### Exercise requirements
Drop all images and give the records again exactly.

### Records supplied
---*---

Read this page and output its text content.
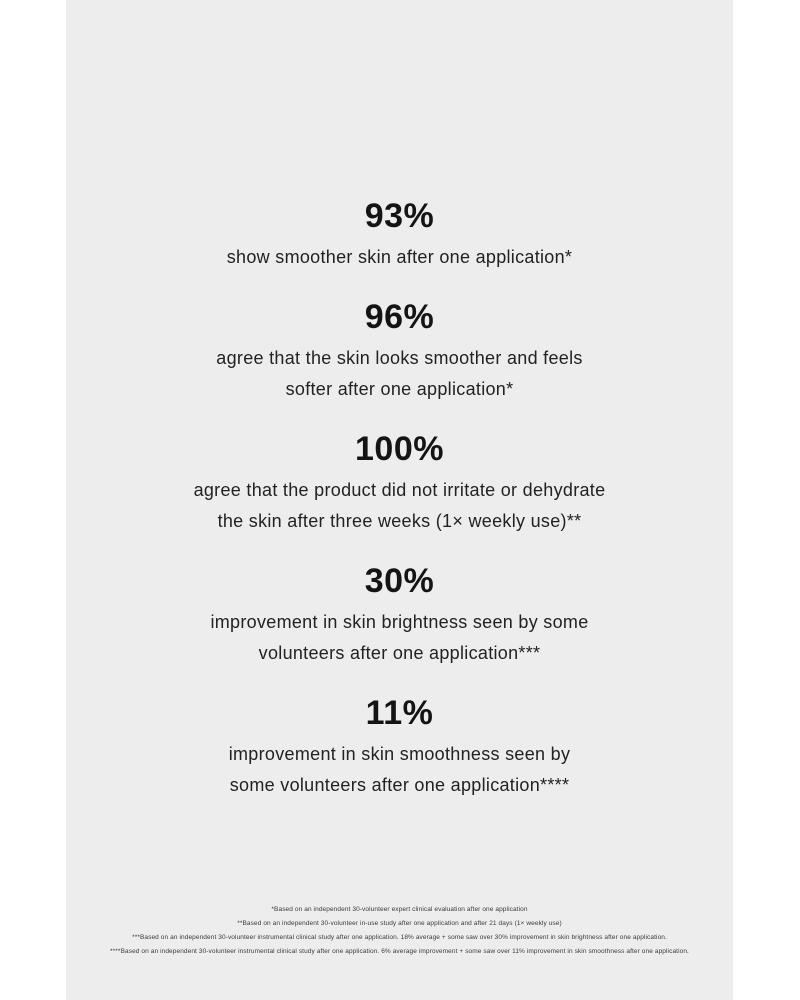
93%
show smoother skin after one application*
96%
agree that the skin looks smoother and feels
softer after one application*
100%
agree that the product did not irritate or dehydrate
the skin after three weeks (1× weekly use)**
30%
improvement in skin brightness seen by some
volunteers after one application***
11%
improvement in skin smoothness seen by
some volunteers after one application****
*Based on an independent 30-volunteer expert clinical evaluation after one application
**Based on an independent 30-volunteer in-use study after one application and after 21 days (1× weekly use)
***Based on an independent 30-volunteer instrumental clinical study after one application. 18% average + some saw over 30% improvement in skin brightness after one application.
****Based on an independent 30-volunteer instrumental clinical study after one application. 6% average improvement + some saw over 11% improvement in skin smoothness after one application.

---*---

### Task solution
Read this page and output its text content.
93%
show smoother skin after one application*
96%
agree that the skin looks smoother and feels
softer after one application*
100%
agree that the product did not irritate or dehydrate
the skin after three weeks (1× weekly use)**
30%
improvement in skin brightness seen by some
volunteers after one application***
11%
improvement in skin smoothness seen by
some volunteers after one application****
*Based on an independent 30-volunteer expert clinical evaluation after one application
**Based on an independent 30-volunteer in-use study after one application and after 21 days (1× weekly use)
***Based on an independent 30-volunteer instrumental clinical study after one application. 18% average + some saw over 30% improvement in skin brightness after one application.
****Based on an independent 30-volunteer instrumental clinical study after one application. 6% average improvement + some saw over 11% improvement in skin smoothness after one application.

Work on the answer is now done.